* _EXERCISE BRIEF_
List, from the lines below, each one with "title" in it.

* _THE INPUT_
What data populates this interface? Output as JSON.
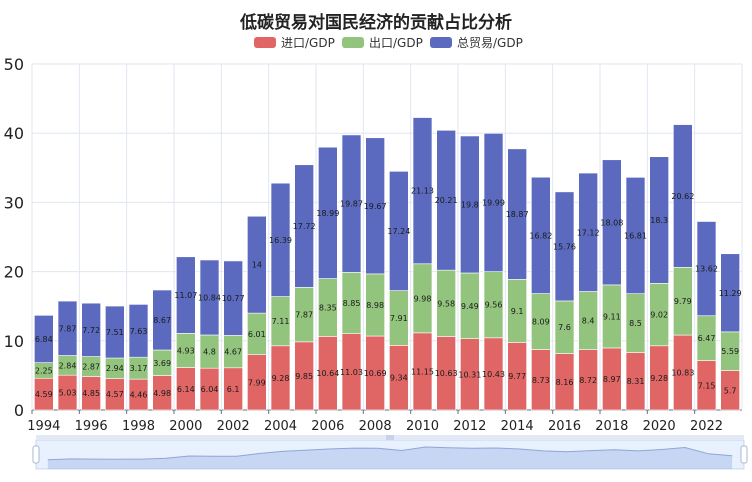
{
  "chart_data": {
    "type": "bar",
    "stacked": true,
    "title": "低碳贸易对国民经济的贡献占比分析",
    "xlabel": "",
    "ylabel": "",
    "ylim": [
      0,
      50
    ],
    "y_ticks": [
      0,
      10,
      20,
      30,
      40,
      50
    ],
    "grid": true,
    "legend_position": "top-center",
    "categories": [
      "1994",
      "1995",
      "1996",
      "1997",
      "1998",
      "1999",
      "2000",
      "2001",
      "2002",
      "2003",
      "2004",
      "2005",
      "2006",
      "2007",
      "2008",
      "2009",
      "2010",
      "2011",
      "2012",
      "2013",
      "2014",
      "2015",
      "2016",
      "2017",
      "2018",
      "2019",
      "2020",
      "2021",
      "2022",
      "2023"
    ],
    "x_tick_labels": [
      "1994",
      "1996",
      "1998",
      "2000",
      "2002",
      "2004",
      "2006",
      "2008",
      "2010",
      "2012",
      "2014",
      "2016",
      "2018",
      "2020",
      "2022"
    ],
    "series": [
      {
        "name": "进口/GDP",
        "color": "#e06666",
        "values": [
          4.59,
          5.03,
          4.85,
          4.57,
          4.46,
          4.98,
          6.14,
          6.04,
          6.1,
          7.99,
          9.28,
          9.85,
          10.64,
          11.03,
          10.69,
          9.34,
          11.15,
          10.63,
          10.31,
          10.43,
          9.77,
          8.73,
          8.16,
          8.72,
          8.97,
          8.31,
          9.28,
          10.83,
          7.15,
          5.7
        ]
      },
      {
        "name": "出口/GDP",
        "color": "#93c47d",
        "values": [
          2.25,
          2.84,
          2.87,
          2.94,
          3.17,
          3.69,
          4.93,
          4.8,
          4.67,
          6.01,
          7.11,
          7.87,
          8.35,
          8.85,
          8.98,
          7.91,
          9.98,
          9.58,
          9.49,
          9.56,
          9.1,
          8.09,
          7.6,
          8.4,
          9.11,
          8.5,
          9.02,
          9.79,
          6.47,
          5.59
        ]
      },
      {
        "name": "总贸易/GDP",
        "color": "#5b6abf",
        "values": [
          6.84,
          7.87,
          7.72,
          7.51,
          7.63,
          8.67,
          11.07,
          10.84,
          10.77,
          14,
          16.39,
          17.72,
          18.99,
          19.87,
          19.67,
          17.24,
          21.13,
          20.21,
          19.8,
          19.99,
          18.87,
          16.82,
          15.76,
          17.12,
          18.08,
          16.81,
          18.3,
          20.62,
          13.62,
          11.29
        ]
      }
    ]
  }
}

==

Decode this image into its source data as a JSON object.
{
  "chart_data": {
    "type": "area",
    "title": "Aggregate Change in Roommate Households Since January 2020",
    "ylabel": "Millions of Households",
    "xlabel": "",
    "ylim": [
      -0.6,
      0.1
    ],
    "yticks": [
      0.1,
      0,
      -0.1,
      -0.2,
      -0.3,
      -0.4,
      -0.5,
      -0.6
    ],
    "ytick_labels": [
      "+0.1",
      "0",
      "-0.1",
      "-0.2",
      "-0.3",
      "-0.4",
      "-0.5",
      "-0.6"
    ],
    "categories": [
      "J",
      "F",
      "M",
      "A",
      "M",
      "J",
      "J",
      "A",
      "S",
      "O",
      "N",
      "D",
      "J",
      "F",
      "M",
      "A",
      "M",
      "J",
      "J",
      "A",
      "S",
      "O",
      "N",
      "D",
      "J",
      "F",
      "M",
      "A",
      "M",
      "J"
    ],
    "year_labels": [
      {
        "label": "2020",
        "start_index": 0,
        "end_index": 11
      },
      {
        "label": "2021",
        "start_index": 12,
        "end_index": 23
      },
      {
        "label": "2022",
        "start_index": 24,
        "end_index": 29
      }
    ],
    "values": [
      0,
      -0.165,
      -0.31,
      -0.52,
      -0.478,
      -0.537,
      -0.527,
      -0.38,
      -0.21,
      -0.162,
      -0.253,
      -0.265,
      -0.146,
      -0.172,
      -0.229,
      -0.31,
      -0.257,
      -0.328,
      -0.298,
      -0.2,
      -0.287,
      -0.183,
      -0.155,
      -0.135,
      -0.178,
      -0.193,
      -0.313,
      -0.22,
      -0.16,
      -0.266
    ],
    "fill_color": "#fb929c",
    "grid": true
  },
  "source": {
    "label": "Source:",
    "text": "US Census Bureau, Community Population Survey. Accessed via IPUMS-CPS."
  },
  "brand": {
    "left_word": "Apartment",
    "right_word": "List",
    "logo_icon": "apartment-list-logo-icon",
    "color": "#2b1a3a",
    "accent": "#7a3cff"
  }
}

* _FINISHED ANSWER_
    "title": "低碳贸易对国民经济的贡献占比分析",
    "title": "Aggregate Change in Roommate Households Since January 2020",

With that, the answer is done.